> Data provided:
________________________________________

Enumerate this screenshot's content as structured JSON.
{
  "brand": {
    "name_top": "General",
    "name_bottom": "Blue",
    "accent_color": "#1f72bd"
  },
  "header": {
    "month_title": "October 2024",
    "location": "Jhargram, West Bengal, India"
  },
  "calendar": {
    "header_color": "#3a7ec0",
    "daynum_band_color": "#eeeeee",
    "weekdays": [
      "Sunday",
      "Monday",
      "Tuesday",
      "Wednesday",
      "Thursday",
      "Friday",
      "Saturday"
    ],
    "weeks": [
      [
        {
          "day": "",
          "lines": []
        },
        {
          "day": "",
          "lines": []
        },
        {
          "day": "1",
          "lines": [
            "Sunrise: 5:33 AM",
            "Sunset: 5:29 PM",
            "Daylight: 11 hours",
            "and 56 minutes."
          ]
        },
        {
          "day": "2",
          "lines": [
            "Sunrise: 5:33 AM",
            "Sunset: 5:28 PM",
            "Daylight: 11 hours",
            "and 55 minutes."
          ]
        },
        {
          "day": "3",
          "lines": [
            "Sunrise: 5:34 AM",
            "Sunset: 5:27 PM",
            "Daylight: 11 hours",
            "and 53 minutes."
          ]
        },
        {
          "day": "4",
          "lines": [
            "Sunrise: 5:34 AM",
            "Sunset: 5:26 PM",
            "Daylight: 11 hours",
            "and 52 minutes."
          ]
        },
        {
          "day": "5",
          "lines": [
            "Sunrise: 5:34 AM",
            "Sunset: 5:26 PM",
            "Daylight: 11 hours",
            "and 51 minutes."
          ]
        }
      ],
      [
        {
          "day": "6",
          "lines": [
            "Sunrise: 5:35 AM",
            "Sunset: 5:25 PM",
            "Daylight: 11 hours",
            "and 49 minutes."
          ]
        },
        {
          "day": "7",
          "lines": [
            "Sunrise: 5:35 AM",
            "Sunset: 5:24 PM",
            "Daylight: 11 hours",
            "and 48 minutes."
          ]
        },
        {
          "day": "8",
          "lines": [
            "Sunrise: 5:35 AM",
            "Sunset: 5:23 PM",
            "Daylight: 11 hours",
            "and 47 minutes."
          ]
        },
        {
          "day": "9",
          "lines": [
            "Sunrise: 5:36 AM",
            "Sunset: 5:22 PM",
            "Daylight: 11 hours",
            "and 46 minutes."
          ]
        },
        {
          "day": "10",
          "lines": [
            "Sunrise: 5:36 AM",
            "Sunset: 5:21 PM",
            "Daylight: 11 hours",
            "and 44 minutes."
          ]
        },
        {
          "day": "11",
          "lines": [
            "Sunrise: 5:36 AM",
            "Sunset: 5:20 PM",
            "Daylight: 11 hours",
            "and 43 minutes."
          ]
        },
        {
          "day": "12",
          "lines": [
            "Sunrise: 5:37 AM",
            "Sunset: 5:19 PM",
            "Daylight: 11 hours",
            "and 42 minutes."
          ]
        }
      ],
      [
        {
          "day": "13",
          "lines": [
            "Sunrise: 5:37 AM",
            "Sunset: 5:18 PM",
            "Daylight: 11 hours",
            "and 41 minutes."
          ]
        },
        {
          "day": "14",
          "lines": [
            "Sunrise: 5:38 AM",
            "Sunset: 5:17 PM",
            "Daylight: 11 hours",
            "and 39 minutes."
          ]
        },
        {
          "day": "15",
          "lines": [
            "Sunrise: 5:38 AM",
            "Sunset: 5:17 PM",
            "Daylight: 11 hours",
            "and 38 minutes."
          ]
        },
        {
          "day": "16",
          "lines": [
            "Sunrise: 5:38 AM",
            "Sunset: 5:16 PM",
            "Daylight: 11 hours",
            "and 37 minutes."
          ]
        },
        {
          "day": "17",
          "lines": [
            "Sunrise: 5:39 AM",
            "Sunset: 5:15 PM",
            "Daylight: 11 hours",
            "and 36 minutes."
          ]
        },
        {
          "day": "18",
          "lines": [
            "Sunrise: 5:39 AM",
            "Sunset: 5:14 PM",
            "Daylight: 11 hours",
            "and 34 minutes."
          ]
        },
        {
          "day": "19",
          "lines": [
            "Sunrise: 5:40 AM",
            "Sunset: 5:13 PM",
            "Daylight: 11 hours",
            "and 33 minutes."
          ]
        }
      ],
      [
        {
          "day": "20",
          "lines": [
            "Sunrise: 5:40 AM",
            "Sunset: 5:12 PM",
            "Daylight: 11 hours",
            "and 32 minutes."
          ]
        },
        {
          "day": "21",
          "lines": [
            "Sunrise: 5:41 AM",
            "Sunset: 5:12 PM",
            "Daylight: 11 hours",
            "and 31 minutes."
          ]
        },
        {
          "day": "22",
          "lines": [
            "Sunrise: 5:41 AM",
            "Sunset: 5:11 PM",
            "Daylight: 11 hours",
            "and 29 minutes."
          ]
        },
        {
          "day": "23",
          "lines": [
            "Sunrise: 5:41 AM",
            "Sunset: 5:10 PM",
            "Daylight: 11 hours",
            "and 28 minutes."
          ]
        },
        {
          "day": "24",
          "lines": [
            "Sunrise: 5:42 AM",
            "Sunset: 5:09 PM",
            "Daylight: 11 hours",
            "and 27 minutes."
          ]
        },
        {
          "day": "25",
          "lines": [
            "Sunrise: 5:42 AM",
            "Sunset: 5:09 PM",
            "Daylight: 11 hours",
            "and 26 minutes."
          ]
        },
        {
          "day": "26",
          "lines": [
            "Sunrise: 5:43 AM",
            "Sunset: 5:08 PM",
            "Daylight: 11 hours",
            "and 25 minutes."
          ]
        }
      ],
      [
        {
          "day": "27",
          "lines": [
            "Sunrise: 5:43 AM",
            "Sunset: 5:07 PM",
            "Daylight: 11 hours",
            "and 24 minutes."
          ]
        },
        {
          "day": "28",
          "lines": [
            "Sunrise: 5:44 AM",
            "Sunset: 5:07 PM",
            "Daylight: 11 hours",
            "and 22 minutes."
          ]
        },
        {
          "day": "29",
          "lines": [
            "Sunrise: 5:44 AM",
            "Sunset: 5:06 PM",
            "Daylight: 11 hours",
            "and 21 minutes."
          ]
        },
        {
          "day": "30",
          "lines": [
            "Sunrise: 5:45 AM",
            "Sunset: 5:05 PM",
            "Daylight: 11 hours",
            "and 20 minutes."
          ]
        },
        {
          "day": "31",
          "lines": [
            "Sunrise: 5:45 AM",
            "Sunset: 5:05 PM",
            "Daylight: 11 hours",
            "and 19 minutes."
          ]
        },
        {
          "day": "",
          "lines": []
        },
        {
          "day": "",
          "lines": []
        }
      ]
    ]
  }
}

________________________________________

> Set problem: Reproduce each entry exactly, leaving out nothing.

> Result of the exercise:
Enumerate this screenshot's content as structured JSON.
{
  "brand": {
    "name_top": "General",
    "name_bottom": "Blue",
    "accent_color": "#1f72bd"
  },
  "header": {
    "month_title": "October 2024",
    "location": "Jhargram, West Bengal, India"
  },
  "calendar": {
    "header_color": "#3a7ec0",
    "daynum_band_color": "#eeeeee",
    "weekdays": [
      "Sunday",
      "Monday",
      "Tuesday",
      "Wednesday",
      "Thursday",
      "Friday",
      "Saturday"
    ],
    "weeks": [
      [
        {
          "day": "",
          "lines": []
        },
        {
          "day": "",
          "lines": []
        },
        {
          "day": "1",
          "lines": [
            "Sunrise: 5:33 AM",
            "Sunset: 5:29 PM",
            "Daylight: 11 hours",
            "and 56 minutes."
          ]
        },
        {
          "day": "2",
          "lines": [
            "Sunrise: 5:33 AM",
            "Sunset: 5:28 PM",
            "Daylight: 11 hours",
            "and 55 minutes."
          ]
        },
        {
          "day": "3",
          "lines": [
            "Sunrise: 5:34 AM",
            "Sunset: 5:27 PM",
            "Daylight: 11 hours",
            "and 53 minutes."
          ]
        },
        {
          "day": "4",
          "lines": [
            "Sunrise: 5:34 AM",
            "Sunset: 5:26 PM",
            "Daylight: 11 hours",
            "and 52 minutes."
          ]
        },
        {
          "day": "5",
          "lines": [
            "Sunrise: 5:34 AM",
            "Sunset: 5:26 PM",
            "Daylight: 11 hours",
            "and 51 minutes."
          ]
        }
      ],
      [
        {
          "day": "6",
          "lines": [
            "Sunrise: 5:35 AM",
            "Sunset: 5:25 PM",
            "Daylight: 11 hours",
            "and 49 minutes."
          ]
        },
        {
          "day": "7",
          "lines": [
            "Sunrise: 5:35 AM",
            "Sunset: 5:24 PM",
            "Daylight: 11 hours",
            "and 48 minutes."
          ]
        },
        {
          "day": "8",
          "lines": [
            "Sunrise: 5:35 AM",
            "Sunset: 5:23 PM",
            "Daylight: 11 hours",
            "and 47 minutes."
          ]
        },
        {
          "day": "9",
          "lines": [
            "Sunrise: 5:36 AM",
            "Sunset: 5:22 PM",
            "Daylight: 11 hours",
            "and 46 minutes."
          ]
        },
        {
          "day": "10",
          "lines": [
            "Sunrise: 5:36 AM",
            "Sunset: 5:21 PM",
            "Daylight: 11 hours",
            "and 44 minutes."
          ]
        },
        {
          "day": "11",
          "lines": [
            "Sunrise: 5:36 AM",
            "Sunset: 5:20 PM",
            "Daylight: 11 hours",
            "and 43 minutes."
          ]
        },
        {
          "day": "12",
          "lines": [
            "Sunrise: 5:37 AM",
            "Sunset: 5:19 PM",
            "Daylight: 11 hours",
            "and 42 minutes."
          ]
        }
      ],
      [
        {
          "day": "13",
          "lines": [
            "Sunrise: 5:37 AM",
            "Sunset: 5:18 PM",
            "Daylight: 11 hours",
            "and 41 minutes."
          ]
        },
        {
          "day": "14",
          "lines": [
            "Sunrise: 5:38 AM",
            "Sunset: 5:17 PM",
            "Daylight: 11 hours",
            "and 39 minutes."
          ]
        },
        {
          "day": "15",
          "lines": [
            "Sunrise: 5:38 AM",
            "Sunset: 5:17 PM",
            "Daylight: 11 hours",
            "and 38 minutes."
          ]
        },
        {
          "day": "16",
          "lines": [
            "Sunrise: 5:38 AM",
            "Sunset: 5:16 PM",
            "Daylight: 11 hours",
            "and 37 minutes."
          ]
        },
        {
          "day": "17",
          "lines": [
            "Sunrise: 5:39 AM",
            "Sunset: 5:15 PM",
            "Daylight: 11 hours",
            "and 36 minutes."
          ]
        },
        {
          "day": "18",
          "lines": [
            "Sunrise: 5:39 AM",
            "Sunset: 5:14 PM",
            "Daylight: 11 hours",
            "and 34 minutes."
          ]
        },
        {
          "day": "19",
          "lines": [
            "Sunrise: 5:40 AM",
            "Sunset: 5:13 PM",
            "Daylight: 11 hours",
            "and 33 minutes."
          ]
        }
      ],
      [
        {
          "day": "20",
          "lines": [
            "Sunrise: 5:40 AM",
            "Sunset: 5:12 PM",
            "Daylight: 11 hours",
            "and 32 minutes."
          ]
        },
        {
          "day": "21",
          "lines": [
            "Sunrise: 5:41 AM",
            "Sunset: 5:12 PM",
            "Daylight: 11 hours",
            "and 31 minutes."
          ]
        },
        {
          "day": "22",
          "lines": [
            "Sunrise: 5:41 AM",
            "Sunset: 5:11 PM",
            "Daylight: 11 hours",
            "and 29 minutes."
          ]
        },
        {
          "day": "23",
          "lines": [
            "Sunrise: 5:41 AM",
            "Sunset: 5:10 PM",
            "Daylight: 11 hours",
            "and 28 minutes."
          ]
        },
        {
          "day": "24",
          "lines": [
            "Sunrise: 5:42 AM",
            "Sunset: 5:09 PM",
            "Daylight: 11 hours",
            "and 27 minutes."
          ]
        },
        {
          "day": "25",
          "lines": [
            "Sunrise: 5:42 AM",
            "Sunset: 5:09 PM",
            "Daylight: 11 hours",
            "and 26 minutes."
          ]
        },
        {
          "day": "26",
          "lines": [
            "Sunrise: 5:43 AM",
            "Sunset: 5:08 PM",
            "Daylight: 11 hours",
            "and 25 minutes."
          ]
        }
      ],
      [
        {
          "day": "27",
          "lines": [
            "Sunrise: 5:43 AM",
            "Sunset: 5:07 PM",
            "Daylight: 11 hours",
            "and 24 minutes."
          ]
        },
        {
          "day": "28",
          "lines": [
            "Sunrise: 5:44 AM",
            "Sunset: 5:07 PM",
            "Daylight: 11 hours",
            "and 22 minutes."
          ]
        },
        {
          "day": "29",
          "lines": [
            "Sunrise: 5:44 AM",
            "Sunset: 5:06 PM",
            "Daylight: 11 hours",
            "and 21 minutes."
          ]
        },
        {
          "day": "30",
          "lines": [
            "Sunrise: 5:45 AM",
            "Sunset: 5:05 PM",
            "Daylight: 11 hours",
            "and 20 minutes."
          ]
        },
        {
          "day": "31",
          "lines": [
            "Sunrise: 5:45 AM",
            "Sunset: 5:05 PM",
            "Daylight: 11 hours",
            "and 19 minutes."
          ]
        },
        {
          "day": "",
          "lines": []
        },
        {
          "day": "",
          "lines": []
        }
      ]
    ]
  }
}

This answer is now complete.